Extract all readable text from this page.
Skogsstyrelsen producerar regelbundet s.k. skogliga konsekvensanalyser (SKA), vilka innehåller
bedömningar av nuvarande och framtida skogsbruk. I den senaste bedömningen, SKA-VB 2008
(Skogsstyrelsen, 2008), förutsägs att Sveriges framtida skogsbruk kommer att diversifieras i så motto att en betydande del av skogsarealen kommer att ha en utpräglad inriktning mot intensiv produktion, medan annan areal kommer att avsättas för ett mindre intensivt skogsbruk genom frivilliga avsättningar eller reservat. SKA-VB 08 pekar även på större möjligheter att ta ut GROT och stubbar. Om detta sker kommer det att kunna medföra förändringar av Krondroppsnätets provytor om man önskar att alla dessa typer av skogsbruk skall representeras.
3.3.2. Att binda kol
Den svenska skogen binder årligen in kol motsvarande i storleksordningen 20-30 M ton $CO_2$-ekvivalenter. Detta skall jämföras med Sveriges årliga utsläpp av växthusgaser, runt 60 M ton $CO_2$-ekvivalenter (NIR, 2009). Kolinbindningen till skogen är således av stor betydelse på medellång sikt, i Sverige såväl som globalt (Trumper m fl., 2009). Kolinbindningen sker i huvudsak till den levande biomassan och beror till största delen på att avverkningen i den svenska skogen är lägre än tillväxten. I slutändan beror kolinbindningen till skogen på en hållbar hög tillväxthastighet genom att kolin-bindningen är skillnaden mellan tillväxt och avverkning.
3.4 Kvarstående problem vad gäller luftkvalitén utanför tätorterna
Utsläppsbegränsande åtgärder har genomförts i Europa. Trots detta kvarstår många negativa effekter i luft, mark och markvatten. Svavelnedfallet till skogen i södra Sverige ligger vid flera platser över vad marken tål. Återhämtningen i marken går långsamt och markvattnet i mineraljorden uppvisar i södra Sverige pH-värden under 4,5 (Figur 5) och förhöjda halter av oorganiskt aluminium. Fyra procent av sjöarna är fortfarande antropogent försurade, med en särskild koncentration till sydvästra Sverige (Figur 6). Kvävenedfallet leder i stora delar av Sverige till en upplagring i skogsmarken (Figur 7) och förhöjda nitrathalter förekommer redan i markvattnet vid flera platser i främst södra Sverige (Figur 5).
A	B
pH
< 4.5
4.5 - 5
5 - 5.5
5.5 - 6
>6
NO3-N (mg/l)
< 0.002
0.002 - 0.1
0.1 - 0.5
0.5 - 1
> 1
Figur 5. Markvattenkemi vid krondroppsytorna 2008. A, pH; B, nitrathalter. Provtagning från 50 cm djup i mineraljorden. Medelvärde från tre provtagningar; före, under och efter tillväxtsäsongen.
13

+-------+

### Problem description
Please copy each line of the records above in which the word "framtida" can be found.

### Solution below
bedömningar av nuvarande och framtida skogsbruk. I den senaste bedömningen, SKA-VB 2008
(Skogsstyrelsen, 2008), förutsägs att Sveriges framtida skogsbruk kommer att diversifieras i så motto att en betydande del av skogsarealen kommer att ha en utpräglad inriktning mot intensiv produktion, medan annan areal kommer att avsättas för ett mindre intensivt skogsbruk genom frivilliga avsättningar eller reservat. SKA-VB 08 pekar även på större möjligheter att ta ut GROT och stubbar. Om detta sker kommer det att kunna medföra förändringar av Krondroppsnätets provytor om man önskar att alla dessa typer av skogsbruk skall representeras.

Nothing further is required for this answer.